◆ **CHALLENGE**:
Each line of the data that includes the string "JSON" is to be copied out.

>> START LISTED ENTRIES

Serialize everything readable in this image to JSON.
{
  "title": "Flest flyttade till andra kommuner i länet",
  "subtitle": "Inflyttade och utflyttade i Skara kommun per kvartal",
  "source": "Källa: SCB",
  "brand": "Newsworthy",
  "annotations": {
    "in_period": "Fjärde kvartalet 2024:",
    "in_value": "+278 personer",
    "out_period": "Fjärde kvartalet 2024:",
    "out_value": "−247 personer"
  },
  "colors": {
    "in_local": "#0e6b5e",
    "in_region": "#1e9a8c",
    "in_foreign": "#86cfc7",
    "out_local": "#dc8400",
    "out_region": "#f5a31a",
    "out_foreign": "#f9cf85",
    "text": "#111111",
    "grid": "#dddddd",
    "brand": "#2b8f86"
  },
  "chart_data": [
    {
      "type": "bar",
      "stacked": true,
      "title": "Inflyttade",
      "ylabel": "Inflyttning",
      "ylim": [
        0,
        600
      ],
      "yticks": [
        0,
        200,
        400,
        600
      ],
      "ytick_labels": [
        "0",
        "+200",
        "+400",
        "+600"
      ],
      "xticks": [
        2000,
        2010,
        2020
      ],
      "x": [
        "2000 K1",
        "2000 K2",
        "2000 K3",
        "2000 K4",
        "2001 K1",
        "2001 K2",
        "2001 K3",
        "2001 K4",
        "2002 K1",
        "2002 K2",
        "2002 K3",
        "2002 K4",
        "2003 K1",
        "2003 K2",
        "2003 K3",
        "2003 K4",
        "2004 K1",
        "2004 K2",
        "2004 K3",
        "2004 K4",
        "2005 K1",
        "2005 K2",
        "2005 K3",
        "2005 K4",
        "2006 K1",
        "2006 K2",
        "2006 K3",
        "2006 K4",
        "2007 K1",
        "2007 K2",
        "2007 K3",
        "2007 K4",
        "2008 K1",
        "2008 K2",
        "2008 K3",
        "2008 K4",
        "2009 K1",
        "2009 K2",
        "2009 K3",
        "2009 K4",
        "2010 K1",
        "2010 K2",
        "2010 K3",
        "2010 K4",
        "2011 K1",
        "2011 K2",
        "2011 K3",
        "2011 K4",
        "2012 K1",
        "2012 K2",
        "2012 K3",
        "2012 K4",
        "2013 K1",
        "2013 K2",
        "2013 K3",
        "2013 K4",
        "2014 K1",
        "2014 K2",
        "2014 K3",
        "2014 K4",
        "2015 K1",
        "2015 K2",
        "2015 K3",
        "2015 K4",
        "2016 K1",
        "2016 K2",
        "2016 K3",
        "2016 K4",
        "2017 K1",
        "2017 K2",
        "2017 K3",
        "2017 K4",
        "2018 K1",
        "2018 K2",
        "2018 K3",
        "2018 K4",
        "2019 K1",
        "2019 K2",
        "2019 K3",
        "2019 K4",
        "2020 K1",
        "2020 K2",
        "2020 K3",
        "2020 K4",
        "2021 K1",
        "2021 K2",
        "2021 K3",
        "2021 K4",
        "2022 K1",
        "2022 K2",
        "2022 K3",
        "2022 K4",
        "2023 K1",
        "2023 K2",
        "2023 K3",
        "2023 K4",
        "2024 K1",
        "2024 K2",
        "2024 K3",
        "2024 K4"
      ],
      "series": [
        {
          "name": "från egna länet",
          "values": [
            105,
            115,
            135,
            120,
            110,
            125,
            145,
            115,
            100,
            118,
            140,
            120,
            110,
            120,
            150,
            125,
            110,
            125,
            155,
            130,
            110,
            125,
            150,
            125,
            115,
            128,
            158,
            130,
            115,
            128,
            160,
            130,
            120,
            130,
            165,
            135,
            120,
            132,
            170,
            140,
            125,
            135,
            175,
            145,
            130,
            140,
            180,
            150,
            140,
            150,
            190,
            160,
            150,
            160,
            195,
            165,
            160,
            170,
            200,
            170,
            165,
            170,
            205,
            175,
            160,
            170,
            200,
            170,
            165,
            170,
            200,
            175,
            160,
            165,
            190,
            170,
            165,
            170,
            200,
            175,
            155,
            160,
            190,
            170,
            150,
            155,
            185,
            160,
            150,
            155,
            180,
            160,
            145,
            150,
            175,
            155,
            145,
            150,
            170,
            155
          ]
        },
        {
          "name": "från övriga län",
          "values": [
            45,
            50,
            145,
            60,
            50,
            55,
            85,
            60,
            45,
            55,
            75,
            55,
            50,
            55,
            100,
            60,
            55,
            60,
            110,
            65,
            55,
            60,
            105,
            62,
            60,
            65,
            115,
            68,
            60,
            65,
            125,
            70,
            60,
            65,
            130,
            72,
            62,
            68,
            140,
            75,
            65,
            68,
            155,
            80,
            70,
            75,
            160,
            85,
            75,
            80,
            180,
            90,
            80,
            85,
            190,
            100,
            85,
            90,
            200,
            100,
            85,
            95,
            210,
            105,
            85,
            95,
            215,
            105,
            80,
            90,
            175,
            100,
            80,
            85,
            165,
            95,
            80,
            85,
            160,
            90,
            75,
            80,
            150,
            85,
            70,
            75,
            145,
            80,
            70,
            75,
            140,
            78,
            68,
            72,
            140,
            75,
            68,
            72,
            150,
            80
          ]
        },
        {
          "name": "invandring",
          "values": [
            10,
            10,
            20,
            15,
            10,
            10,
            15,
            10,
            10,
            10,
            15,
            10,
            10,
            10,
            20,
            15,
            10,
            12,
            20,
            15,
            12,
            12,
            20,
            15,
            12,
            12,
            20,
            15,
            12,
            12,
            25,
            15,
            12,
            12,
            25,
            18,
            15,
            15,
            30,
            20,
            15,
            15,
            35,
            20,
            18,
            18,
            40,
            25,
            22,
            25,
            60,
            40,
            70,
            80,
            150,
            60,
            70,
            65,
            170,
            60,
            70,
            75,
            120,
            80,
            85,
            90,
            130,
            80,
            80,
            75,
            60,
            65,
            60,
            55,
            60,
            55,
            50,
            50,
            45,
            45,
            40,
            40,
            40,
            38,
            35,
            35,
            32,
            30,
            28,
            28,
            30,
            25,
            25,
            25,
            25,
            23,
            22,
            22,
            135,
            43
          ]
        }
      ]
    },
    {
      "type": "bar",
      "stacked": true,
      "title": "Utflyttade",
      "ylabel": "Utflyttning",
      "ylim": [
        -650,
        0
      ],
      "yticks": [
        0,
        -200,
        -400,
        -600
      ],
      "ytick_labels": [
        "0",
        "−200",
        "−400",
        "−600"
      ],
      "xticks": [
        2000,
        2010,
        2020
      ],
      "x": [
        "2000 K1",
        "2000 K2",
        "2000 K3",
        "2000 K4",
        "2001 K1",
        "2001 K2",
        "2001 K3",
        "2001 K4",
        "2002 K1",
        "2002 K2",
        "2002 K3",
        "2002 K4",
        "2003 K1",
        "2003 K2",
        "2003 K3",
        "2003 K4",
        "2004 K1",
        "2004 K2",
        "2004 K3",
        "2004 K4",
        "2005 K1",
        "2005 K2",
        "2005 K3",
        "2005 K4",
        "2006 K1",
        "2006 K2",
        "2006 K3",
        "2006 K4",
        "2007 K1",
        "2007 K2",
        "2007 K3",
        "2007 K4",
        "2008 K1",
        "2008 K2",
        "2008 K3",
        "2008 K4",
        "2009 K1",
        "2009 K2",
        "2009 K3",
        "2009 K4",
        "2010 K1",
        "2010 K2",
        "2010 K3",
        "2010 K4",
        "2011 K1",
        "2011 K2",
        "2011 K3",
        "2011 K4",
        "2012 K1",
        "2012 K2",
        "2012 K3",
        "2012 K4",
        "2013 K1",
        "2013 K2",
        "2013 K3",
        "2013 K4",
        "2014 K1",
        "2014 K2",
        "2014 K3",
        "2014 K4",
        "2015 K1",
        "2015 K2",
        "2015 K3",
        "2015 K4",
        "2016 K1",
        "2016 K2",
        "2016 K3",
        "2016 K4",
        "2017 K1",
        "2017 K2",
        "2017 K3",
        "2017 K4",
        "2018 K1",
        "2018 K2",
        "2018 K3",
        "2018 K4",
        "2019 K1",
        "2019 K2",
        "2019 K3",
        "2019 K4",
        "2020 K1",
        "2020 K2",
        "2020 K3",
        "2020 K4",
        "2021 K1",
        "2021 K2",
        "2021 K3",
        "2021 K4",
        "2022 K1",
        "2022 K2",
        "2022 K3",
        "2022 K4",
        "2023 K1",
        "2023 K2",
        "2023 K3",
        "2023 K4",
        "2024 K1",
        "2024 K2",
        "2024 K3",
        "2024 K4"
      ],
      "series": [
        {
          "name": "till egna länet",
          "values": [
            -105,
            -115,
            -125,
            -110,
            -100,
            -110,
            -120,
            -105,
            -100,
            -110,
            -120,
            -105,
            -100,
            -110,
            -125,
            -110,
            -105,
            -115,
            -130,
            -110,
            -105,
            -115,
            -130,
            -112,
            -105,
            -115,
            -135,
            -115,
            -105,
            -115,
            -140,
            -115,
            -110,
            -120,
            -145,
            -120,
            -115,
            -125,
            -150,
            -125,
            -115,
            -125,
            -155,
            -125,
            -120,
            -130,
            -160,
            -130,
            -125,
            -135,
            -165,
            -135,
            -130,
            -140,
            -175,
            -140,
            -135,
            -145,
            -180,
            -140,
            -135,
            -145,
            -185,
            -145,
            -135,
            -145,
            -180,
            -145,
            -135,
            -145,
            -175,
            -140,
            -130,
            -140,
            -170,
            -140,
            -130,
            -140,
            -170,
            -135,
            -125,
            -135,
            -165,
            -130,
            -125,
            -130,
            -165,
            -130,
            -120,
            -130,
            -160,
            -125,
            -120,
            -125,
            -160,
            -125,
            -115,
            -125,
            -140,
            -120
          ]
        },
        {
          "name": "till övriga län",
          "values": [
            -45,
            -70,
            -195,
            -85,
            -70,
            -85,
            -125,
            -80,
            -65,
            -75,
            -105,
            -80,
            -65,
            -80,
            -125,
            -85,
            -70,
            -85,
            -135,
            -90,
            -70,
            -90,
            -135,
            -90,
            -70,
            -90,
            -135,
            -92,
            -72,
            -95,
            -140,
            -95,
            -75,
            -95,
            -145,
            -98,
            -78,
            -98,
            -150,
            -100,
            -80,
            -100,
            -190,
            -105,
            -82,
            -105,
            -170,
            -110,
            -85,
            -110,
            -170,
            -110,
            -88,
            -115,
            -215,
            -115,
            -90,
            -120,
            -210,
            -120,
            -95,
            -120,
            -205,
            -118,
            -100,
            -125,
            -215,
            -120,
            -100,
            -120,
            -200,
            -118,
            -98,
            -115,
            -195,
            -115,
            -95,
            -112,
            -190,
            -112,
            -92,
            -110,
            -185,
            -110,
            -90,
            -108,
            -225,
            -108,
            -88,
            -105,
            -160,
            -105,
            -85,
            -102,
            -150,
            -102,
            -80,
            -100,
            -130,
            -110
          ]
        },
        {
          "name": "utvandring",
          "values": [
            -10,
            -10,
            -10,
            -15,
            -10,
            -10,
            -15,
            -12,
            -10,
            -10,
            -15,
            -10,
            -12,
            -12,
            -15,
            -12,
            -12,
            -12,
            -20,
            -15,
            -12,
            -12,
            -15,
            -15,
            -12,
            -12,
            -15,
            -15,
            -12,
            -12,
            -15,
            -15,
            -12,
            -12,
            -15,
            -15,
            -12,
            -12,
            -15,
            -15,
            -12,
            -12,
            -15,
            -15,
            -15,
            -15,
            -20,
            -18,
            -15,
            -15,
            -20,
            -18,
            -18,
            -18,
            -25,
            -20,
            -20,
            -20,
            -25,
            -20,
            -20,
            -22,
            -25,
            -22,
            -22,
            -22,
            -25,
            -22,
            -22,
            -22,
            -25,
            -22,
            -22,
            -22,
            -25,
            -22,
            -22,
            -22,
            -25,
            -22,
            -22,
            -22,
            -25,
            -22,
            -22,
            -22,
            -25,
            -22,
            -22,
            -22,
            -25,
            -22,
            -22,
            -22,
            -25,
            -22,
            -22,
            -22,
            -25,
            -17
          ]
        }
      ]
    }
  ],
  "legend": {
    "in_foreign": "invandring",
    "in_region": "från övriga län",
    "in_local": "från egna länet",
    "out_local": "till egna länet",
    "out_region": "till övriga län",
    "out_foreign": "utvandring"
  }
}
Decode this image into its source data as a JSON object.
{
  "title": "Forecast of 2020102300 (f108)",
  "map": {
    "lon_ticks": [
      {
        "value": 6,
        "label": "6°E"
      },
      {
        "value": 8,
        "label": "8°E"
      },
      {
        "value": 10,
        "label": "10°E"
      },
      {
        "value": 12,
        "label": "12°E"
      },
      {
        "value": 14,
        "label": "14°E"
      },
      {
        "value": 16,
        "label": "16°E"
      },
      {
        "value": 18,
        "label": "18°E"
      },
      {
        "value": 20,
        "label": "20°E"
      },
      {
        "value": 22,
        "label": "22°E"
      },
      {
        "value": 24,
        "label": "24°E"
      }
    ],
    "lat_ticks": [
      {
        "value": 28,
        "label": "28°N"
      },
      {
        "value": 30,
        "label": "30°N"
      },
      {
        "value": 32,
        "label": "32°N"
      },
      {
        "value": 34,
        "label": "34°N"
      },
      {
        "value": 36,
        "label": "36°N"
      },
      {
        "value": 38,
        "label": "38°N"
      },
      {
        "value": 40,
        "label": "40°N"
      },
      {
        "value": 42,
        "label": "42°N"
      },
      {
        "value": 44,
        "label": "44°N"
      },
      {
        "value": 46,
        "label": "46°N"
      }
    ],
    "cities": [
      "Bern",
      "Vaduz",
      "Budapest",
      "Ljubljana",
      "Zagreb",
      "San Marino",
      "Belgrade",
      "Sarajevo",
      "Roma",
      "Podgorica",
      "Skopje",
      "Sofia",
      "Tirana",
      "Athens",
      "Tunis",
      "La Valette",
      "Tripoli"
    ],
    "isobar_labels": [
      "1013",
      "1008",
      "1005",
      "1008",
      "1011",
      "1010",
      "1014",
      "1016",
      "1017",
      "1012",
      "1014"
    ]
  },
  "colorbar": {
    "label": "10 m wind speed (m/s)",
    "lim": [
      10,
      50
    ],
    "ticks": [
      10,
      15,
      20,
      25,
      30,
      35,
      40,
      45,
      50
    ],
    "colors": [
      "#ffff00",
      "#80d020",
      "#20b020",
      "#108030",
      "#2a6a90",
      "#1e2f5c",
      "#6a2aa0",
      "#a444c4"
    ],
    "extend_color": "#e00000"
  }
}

>> END LISTED ENTRIES

◆ **FULL RESPONSE**:
Serialize everything readable in this image to JSON.
Decode this image into its source data as a JSON object.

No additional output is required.